--- START OF Data records ---
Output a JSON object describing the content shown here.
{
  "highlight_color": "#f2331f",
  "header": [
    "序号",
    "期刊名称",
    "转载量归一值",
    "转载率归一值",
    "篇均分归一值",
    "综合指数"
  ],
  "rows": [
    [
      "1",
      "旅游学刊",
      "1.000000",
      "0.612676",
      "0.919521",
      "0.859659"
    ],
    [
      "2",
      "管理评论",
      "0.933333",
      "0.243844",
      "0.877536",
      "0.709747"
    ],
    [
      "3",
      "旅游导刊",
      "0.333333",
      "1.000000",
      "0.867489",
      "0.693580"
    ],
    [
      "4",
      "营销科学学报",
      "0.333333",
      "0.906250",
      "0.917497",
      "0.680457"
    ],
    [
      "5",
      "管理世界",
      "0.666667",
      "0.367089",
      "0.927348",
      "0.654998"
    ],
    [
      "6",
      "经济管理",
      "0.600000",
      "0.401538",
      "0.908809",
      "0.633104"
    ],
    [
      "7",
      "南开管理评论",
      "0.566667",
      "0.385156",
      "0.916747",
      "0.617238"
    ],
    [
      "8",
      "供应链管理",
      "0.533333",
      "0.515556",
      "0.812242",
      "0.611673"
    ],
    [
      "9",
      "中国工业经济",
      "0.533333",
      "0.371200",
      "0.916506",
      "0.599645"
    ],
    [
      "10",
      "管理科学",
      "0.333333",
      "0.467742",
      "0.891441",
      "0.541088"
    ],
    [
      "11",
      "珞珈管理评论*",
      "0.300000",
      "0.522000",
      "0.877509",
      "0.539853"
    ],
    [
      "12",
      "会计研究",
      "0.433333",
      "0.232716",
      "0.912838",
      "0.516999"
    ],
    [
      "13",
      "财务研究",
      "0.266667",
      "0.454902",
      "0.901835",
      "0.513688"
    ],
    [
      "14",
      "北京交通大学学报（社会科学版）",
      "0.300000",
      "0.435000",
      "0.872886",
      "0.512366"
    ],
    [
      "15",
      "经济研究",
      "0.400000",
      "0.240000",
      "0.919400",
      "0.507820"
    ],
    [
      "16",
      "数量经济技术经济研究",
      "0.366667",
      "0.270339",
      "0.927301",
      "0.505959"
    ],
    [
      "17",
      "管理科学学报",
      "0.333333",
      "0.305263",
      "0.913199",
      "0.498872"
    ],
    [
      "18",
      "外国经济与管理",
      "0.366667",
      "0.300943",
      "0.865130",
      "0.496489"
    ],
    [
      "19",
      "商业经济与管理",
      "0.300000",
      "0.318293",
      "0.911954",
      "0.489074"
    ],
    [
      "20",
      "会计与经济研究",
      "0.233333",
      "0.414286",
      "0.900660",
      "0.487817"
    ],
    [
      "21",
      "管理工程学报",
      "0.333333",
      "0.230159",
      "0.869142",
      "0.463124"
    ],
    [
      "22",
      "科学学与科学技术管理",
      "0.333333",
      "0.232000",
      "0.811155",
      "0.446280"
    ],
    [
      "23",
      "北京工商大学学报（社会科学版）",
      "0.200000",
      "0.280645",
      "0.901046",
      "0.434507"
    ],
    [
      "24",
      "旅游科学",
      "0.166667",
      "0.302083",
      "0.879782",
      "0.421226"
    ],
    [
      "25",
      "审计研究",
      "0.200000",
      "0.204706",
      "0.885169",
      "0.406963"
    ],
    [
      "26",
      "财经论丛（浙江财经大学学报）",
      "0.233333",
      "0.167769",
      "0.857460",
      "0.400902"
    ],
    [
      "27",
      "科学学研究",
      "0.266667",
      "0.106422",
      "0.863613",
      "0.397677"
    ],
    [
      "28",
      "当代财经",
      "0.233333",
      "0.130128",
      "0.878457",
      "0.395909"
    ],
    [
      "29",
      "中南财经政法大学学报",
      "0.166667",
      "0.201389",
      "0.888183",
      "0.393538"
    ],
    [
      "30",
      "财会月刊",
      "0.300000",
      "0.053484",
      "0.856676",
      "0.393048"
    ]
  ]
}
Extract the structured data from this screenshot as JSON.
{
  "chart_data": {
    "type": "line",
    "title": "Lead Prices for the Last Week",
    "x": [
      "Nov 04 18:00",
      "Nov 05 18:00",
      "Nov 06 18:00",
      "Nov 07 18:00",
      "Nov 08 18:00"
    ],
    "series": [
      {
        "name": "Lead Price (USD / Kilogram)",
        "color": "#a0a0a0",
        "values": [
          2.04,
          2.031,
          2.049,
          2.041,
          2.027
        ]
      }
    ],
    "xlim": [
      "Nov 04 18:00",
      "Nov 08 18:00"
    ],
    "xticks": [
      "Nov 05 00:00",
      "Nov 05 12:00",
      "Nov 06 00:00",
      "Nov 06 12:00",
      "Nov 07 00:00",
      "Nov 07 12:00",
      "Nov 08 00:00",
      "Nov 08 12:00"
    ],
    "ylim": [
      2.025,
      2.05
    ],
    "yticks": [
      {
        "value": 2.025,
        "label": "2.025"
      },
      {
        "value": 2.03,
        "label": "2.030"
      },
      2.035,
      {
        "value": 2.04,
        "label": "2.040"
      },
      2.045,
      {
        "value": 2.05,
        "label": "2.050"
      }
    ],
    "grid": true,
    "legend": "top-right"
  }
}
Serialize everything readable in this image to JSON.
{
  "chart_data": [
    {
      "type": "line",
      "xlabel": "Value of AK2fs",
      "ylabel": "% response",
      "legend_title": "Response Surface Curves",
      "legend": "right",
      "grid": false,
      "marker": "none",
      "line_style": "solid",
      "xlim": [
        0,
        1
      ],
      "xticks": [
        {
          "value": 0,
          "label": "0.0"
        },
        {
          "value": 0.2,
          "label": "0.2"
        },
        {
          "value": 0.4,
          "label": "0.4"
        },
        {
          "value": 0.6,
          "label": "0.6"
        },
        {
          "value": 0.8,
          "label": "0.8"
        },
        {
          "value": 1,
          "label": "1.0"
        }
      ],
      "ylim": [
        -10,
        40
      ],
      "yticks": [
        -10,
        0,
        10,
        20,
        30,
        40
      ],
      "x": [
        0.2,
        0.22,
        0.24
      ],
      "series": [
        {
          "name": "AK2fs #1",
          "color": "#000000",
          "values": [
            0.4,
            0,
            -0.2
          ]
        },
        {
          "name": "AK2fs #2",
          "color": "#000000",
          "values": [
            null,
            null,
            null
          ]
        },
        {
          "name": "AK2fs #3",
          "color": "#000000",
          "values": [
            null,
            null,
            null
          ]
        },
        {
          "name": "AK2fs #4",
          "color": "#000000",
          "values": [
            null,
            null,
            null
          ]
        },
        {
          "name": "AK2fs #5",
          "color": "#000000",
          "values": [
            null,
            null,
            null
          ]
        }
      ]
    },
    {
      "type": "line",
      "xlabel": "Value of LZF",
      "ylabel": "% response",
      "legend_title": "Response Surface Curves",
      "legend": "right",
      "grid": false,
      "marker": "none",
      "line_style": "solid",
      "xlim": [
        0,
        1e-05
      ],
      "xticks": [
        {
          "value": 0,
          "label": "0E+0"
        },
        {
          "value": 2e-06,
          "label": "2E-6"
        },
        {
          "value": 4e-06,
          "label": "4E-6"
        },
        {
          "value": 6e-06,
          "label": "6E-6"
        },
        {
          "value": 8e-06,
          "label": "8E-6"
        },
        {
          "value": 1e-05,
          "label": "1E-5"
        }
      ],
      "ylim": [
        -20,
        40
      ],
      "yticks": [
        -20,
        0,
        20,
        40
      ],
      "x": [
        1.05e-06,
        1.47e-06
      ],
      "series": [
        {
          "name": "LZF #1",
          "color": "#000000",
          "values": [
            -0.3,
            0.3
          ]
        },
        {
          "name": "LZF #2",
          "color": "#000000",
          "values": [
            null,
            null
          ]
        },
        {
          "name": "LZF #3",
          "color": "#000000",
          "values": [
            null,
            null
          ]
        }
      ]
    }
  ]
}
--- END OF Data records ---
▸ Exercise brief: From the listing above, extract all records word for word.

▸ Output of the task:
Output a JSON object describing the content shown here.
{
  "highlight_color": "#f2331f",
  "header": [
    "序号",
    "期刊名称",
    "转载量归一值",
    "转载率归一值",
    "篇均分归一值",
    "综合指数"
  ],
  "rows": [
    [
      "1",
      "旅游学刊",
      "1.000000",
      "0.612676",
      "0.919521",
      "0.859659"
    ],
    [
      "2",
      "管理评论",
      "0.933333",
      "0.243844",
      "0.877536",
      "0.709747"
    ],
    [
      "3",
      "旅游导刊",
      "0.333333",
      "1.000000",
      "0.867489",
      "0.693580"
    ],
    [
      "4",
      "营销科学学报",
      "0.333333",
      "0.906250",
      "0.917497",
      "0.680457"
    ],
    [
      "5",
      "管理世界",
      "0.666667",
      "0.367089",
      "0.927348",
      "0.654998"
    ],
    [
      "6",
      "经济管理",
      "0.600000",
      "0.401538",
      "0.908809",
      "0.633104"
    ],
    [
      "7",
      "南开管理评论",
      "0.566667",
      "0.385156",
      "0.916747",
      "0.617238"
    ],
    [
      "8",
      "供应链管理",
      "0.533333",
      "0.515556",
      "0.812242",
      "0.611673"
    ],
    [
      "9",
      "中国工业经济",
      "0.533333",
      "0.371200",
      "0.916506",
      "0.599645"
    ],
    [
      "10",
      "管理科学",
      "0.333333",
      "0.467742",
      "0.891441",
      "0.541088"
    ],
    [
      "11",
      "珞珈管理评论*",
      "0.300000",
      "0.522000",
      "0.877509",
      "0.539853"
    ],
    [
      "12",
      "会计研究",
      "0.433333",
      "0.232716",
      "0.912838",
      "0.516999"
    ],
    [
      "13",
      "财务研究",
      "0.266667",
      "0.454902",
      "0.901835",
      "0.513688"
    ],
    [
      "14",
      "北京交通大学学报（社会科学版）",
      "0.300000",
      "0.435000",
      "0.872886",
      "0.512366"
    ],
    [
      "15",
      "经济研究",
      "0.400000",
      "0.240000",
      "0.919400",
      "0.507820"
    ],
    [
      "16",
      "数量经济技术经济研究",
      "0.366667",
      "0.270339",
      "0.927301",
      "0.505959"
    ],
    [
      "17",
      "管理科学学报",
      "0.333333",
      "0.305263",
      "0.913199",
      "0.498872"
    ],
    [
      "18",
      "外国经济与管理",
      "0.366667",
      "0.300943",
      "0.865130",
      "0.496489"
    ],
    [
      "19",
      "商业经济与管理",
      "0.300000",
      "0.318293",
      "0.911954",
      "0.489074"
    ],
    [
      "20",
      "会计与经济研究",
      "0.233333",
      "0.414286",
      "0.900660",
      "0.487817"
    ],
    [
      "21",
      "管理工程学报",
      "0.333333",
      "0.230159",
      "0.869142",
      "0.463124"
    ],
    [
      "22",
      "科学学与科学技术管理",
      "0.333333",
      "0.232000",
      "0.811155",
      "0.446280"
    ],
    [
      "23",
      "北京工商大学学报（社会科学版）",
      "0.200000",
      "0.280645",
      "0.901046",
      "0.434507"
    ],
    [
      "24",
      "旅游科学",
      "0.166667",
      "0.302083",
      "0.879782",
      "0.421226"
    ],
    [
      "25",
      "审计研究",
      "0.200000",
      "0.204706",
      "0.885169",
      "0.406963"
    ],
    [
      "26",
      "财经论丛（浙江财经大学学报）",
      "0.233333",
      "0.167769",
      "0.857460",
      "0.400902"
    ],
    [
      "27",
      "科学学研究",
      "0.266667",
      "0.106422",
      "0.863613",
      "0.397677"
    ],
    [
      "28",
      "当代财经",
      "0.233333",
      "0.130128",
      "0.878457",
      "0.395909"
    ],
    [
      "29",
      "中南财经政法大学学报",
      "0.166667",
      "0.201389",
      "0.888183",
      "0.393538"
    ],
    [
      "30",
      "财会月刊",
      "0.300000",
      "0.053484",
      "0.856676",
      "0.393048"
    ]
  ]
}
Extract the structured data from this screenshot as JSON.
{
  "chart_data": {
    "type": "line",
    "title": "Lead Prices for the Last Week",
    "x": [
      "Nov 04 18:00",
      "Nov 05 18:00",
      "Nov 06 18:00",
      "Nov 07 18:00",
      "Nov 08 18:00"
    ],
    "series": [
      {
        "name": "Lead Price (USD / Kilogram)",
        "color": "#a0a0a0",
        "values": [
          2.04,
          2.031,
          2.049,
          2.041,
          2.027
        ]
      }
    ],
    "xlim": [
      "Nov 04 18:00",
      "Nov 08 18:00"
    ],
    "xticks": [
      "Nov 05 00:00",
      "Nov 05 12:00",
      "Nov 06 00:00",
      "Nov 06 12:00",
      "Nov 07 00:00",
      "Nov 07 12:00",
      "Nov 08 00:00",
      "Nov 08 12:00"
    ],
    "ylim": [
      2.025,
      2.05
    ],
    "yticks": [
      {
        "value": 2.025,
        "label": "2.025"
      },
      {
        "value": 2.03,
        "label": "2.030"
      },
      2.035,
      {
        "value": 2.04,
        "label": "2.040"
      },
      2.045,
      {
        "value": 2.05,
        "label": "2.050"
      }
    ],
    "grid": true,
    "legend": "top-right"
  }
}
Serialize everything readable in this image to JSON.
{
  "chart_data": [
    {
      "type": "line",
      "xlabel": "Value of AK2fs",
      "ylabel": "% response",
      "legend_title": "Response Surface Curves",
      "legend": "right",
      "grid": false,
      "marker": "none",
      "line_style": "solid",
      "xlim": [
        0,
        1
      ],
      "xticks": [
        {
          "value": 0,
          "label": "0.0"
        },
        {
          "value": 0.2,
          "label": "0.2"
        },
        {
          "value": 0.4,
          "label": "0.4"
        },
        {
          "value": 0.6,
          "label": "0.6"
        },
        {
          "value": 0.8,
          "label": "0.8"
        },
        {
          "value": 1,
          "label": "1.0"
        }
      ],
      "ylim": [
        -10,
        40
      ],
      "yticks": [
        -10,
        0,
        10,
        20,
        30,
        40
      ],
      "x": [
        0.2,
        0.22,
        0.24
      ],
      "series": [
        {
          "name": "AK2fs #1",
          "color": "#000000",
          "values": [
            0.4,
            0,
            -0.2
          ]
        },
        {
          "name": "AK2fs #2",
          "color": "#000000",
          "values": [
            null,
            null,
            null
          ]
        },
        {
          "name": "AK2fs #3",
          "color": "#000000",
          "values": [
            null,
            null,
            null
          ]
        },
        {
          "name": "AK2fs #4",
          "color": "#000000",
          "values": [
            null,
            null,
            null
          ]
        },
        {
          "name": "AK2fs #5",
          "color": "#000000",
          "values": [
            null,
            null,
            null
          ]
        }
      ]
    },
    {
      "type": "line",
      "xlabel": "Value of LZF",
      "ylabel": "% response",
      "legend_title": "Response Surface Curves",
      "legend": "right",
      "grid": false,
      "marker": "none",
      "line_style": "solid",
      "xlim": [
        0,
        1e-05
      ],
      "xticks": [
        {
          "value": 0,
          "label": "0E+0"
        },
        {
          "value": 2e-06,
          "label": "2E-6"
        },
        {
          "value": 4e-06,
          "label": "4E-6"
        },
        {
          "value": 6e-06,
          "label": "6E-6"
        },
        {
          "value": 8e-06,
          "label": "8E-6"
        },
        {
          "value": 1e-05,
          "label": "1E-5"
        }
      ],
      "ylim": [
        -20,
        40
      ],
      "yticks": [
        -20,
        0,
        20,
        40
      ],
      "x": [
        1.05e-06,
        1.47e-06
      ],
      "series": [
        {
          "name": "LZF #1",
          "color": "#000000",
          "values": [
            -0.3,
            0.3
          ]
        },
        {
          "name": "LZF #2",
          "color": "#000000",
          "values": [
            null,
            null
          ]
        },
        {
          "name": "LZF #3",
          "color": "#000000",
          "values": [
            null,
            null
          ]
        }
      ]
    }
  ]
}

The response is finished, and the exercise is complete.